- **AIM OF THE EXERCISE**:
What follows is a block of records; reproduce all of it verbatim.

● ● ● ●

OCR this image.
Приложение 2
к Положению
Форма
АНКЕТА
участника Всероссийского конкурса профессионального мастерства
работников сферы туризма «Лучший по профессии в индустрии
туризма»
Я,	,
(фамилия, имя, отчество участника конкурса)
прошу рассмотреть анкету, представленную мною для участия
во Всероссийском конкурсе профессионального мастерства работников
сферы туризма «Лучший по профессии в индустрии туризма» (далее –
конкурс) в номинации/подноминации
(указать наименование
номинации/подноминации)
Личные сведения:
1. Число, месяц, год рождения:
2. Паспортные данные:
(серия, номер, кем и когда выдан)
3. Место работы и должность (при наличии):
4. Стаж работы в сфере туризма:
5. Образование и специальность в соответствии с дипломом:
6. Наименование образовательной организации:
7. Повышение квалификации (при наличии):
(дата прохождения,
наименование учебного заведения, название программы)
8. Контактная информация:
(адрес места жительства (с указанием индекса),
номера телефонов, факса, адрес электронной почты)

● ● ● ●

- **RESPONSE TO THIS TASK**:
OCR this image.
Приложение 2
к Положению
Форма
АНКЕТА
участника Всероссийского конкурса профессионального мастерства
работников сферы туризма «Лучший по профессии в индустрии
туризма»
Я,	,
(фамилия, имя, отчество участника конкурса)
прошу рассмотреть анкету, представленную мною для участия
во Всероссийском конкурсе профессионального мастерства работников
сферы туризма «Лучший по профессии в индустрии туризма» (далее –
конкурс) в номинации/подноминации
(указать наименование
номинации/подноминации)
Личные сведения:
1. Число, месяц, год рождения:
2. Паспортные данные:
(серия, номер, кем и когда выдан)
3. Место работы и должность (при наличии):
4. Стаж работы в сфере туризма:
5. Образование и специальность в соответствии с дипломом:
6. Наименование образовательной организации:
7. Повышение квалификации (при наличии):
(дата прохождения,
наименование учебного заведения, название программы)
8. Контактная информация:
(адрес места жительства (с указанием индекса),
номера телефонов, факса, адрес электронной почты)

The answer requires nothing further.